» **Prompt**
Copy out every line of the records below word for word, leaving out the pictures.

· · · ·

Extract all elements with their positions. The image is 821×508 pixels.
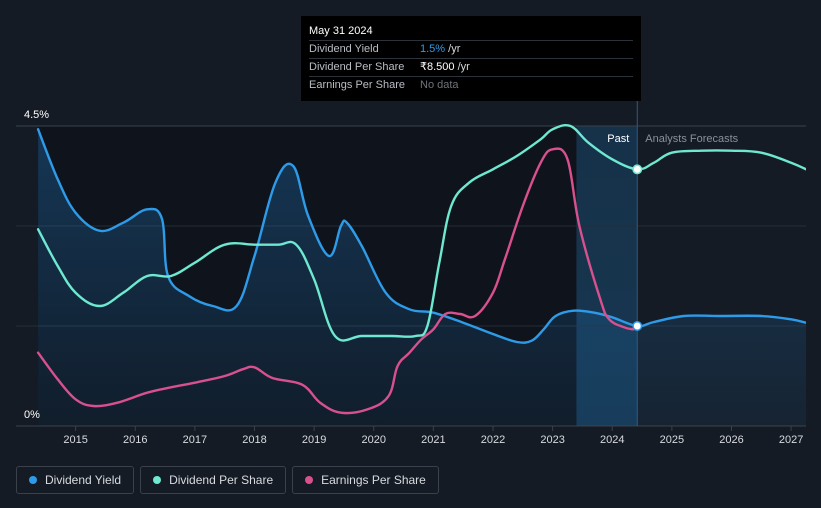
legend-dot-icon (153, 476, 162, 484)
x-tick-label: 2024 (600, 434, 624, 446)
tooltip-row-dividend-yield: Dividend Yield 1.5% /yr (309, 40, 633, 58)
tooltip-date: May 31 2024 (309, 25, 373, 37)
tooltip-label: Dividend Per Share (309, 61, 405, 73)
tooltip-row-earnings-per-share: Earnings Per Share No data (309, 76, 633, 94)
x-tick-label: 2027 (779, 434, 803, 446)
legend-label: Dividend Yield (45, 473, 122, 487)
marker-dividend-yield (632, 321, 643, 331)
x-tick-label: 2023 (540, 434, 564, 446)
tooltip-value-number: ₹8.500 (420, 61, 455, 73)
tooltip-value: 1.5% /yr (420, 41, 460, 58)
past-label: Past (607, 133, 629, 145)
forecast-label: Analysts Forecasts (645, 133, 738, 145)
x-tick-label: 2020 (361, 434, 385, 446)
x-tick-label: 2026 (719, 434, 743, 446)
tooltip-value-number: 1.5% (420, 43, 446, 55)
series-line-dividend-per-share (36, 123, 806, 342)
series-line-earnings-per-share (36, 147, 635, 415)
marker-dividend-per-share (632, 164, 643, 175)
legend-label: Dividend Per Share (169, 473, 274, 487)
x-tick-label: 2019 (302, 434, 326, 446)
y-label-bottom: 0% (24, 409, 40, 421)
legend-label: Earnings Per Share (321, 473, 426, 487)
x-tick-label: 2022 (481, 434, 505, 446)
x-tick-label: 2025 (660, 434, 684, 446)
tooltip-value-number: No data (420, 79, 459, 91)
tooltip-row-dividend-per-share: Dividend Per Share ₹8.500 /yr (309, 58, 633, 76)
tooltip-label: Dividend Yield (309, 43, 379, 55)
legend-dot-icon (305, 476, 314, 484)
series-area-dividend-yield (38, 129, 806, 426)
tooltip-label: Earnings Per Share (309, 79, 405, 91)
y-label-top: 4.5% (24, 109, 49, 121)
legend-dot-icon (29, 476, 37, 484)
legend-earnings-per-share[interactable]: Earnings Per Share (292, 466, 439, 494)
x-tick-label: 2016 (123, 434, 147, 446)
legend: Dividend Yield Dividend Per Share Earnin… (16, 466, 439, 494)
tooltip-value: No data (420, 77, 459, 94)
legend-dividend-yield[interactable]: Dividend Yield (16, 466, 135, 494)
tooltip-value-unit: /yr (454, 61, 470, 73)
x-tick-label: 2017 (183, 434, 207, 446)
tooltip: May 31 2024 Dividend Yield 1.5% /yr Divi… (301, 16, 641, 101)
x-tick-label: 2018 (242, 434, 266, 446)
tooltip-value: ₹8.500 /yr (420, 59, 470, 76)
x-tick-label: 2021 (421, 434, 445, 446)
legend-dividend-per-share[interactable]: Dividend Per Share (140, 466, 287, 494)
x-tick-label: 2015 (63, 434, 87, 446)
tooltip-value-unit: /yr (445, 43, 461, 55)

· · · ·

» **The answer**
Extract all elements with their positions. The image is 821×508 pixels.
legend-dot-icon (153, 476, 162, 484)
x-tick-label: 2024 (600, 434, 624, 446)
tooltip-row-dividend-yield: Dividend Yield 1.5% /yr (309, 40, 633, 58)
tooltip-date: May 31 2024 (309, 25, 373, 37)
tooltip-label: Dividend Per Share (309, 61, 405, 73)
tooltip-row-earnings-per-share: Earnings Per Share No data (309, 76, 633, 94)
x-tick-label: 2027 (779, 434, 803, 446)
legend-label: Dividend Yield (45, 473, 122, 487)
marker-dividend-yield (632, 321, 643, 331)
x-tick-label: 2023 (540, 434, 564, 446)
tooltip-value-number: ₹8.500 (420, 61, 455, 73)
tooltip-value: 1.5% /yr (420, 41, 460, 58)
past-label: Past (607, 133, 629, 145)
forecast-label: Analysts Forecasts (645, 133, 738, 145)
x-tick-label: 2020 (361, 434, 385, 446)
x-tick-label: 2026 (719, 434, 743, 446)
tooltip-value-number: 1.5% (420, 43, 446, 55)
series-line-dividend-per-share (36, 123, 806, 342)
series-line-earnings-per-share (36, 147, 635, 415)
marker-dividend-per-share (632, 164, 643, 175)
legend-label: Dividend Per Share (169, 473, 274, 487)
x-tick-label: 2019 (302, 434, 326, 446)
y-label-bottom: 0% (24, 409, 40, 421)
legend-label: Earnings Per Share (321, 473, 426, 487)
x-tick-label: 2022 (481, 434, 505, 446)
x-tick-label: 2025 (660, 434, 684, 446)
tooltip-value-number: No data (420, 79, 459, 91)
tooltip-row-dividend-per-share: Dividend Per Share ₹8.500 /yr (309, 58, 633, 76)
tooltip-label: Dividend Yield (309, 43, 379, 55)
legend-dot-icon (305, 476, 314, 484)
series-area-dividend-yield (38, 129, 806, 426)
tooltip-label: Earnings Per Share (309, 79, 405, 91)
y-label-top: 4.5% (24, 109, 49, 121)
legend-dot-icon (29, 476, 37, 484)
legend-earnings-per-share[interactable]: Earnings Per Share (292, 466, 439, 494)
x-tick-label: 2016 (123, 434, 147, 446)
legend: Dividend Yield Dividend Per Share Earnin… (16, 466, 439, 494)
tooltip-value: No data (420, 77, 459, 94)
legend-dividend-yield[interactable]: Dividend Yield (16, 466, 135, 494)
tooltip-value-unit: /yr (454, 61, 470, 73)
x-tick-label: 2017 (183, 434, 207, 446)
tooltip: May 31 2024 Dividend Yield 1.5% /yr Divi… (301, 16, 641, 101)
x-tick-label: 2018 (242, 434, 266, 446)
tooltip-value: ₹8.500 /yr (420, 59, 470, 76)
x-tick-label: 2021 (421, 434, 445, 446)
legend-dividend-per-share[interactable]: Dividend Per Share (140, 466, 287, 494)
x-tick-label: 2015 (63, 434, 87, 446)
tooltip-value-unit: /yr (445, 43, 461, 55)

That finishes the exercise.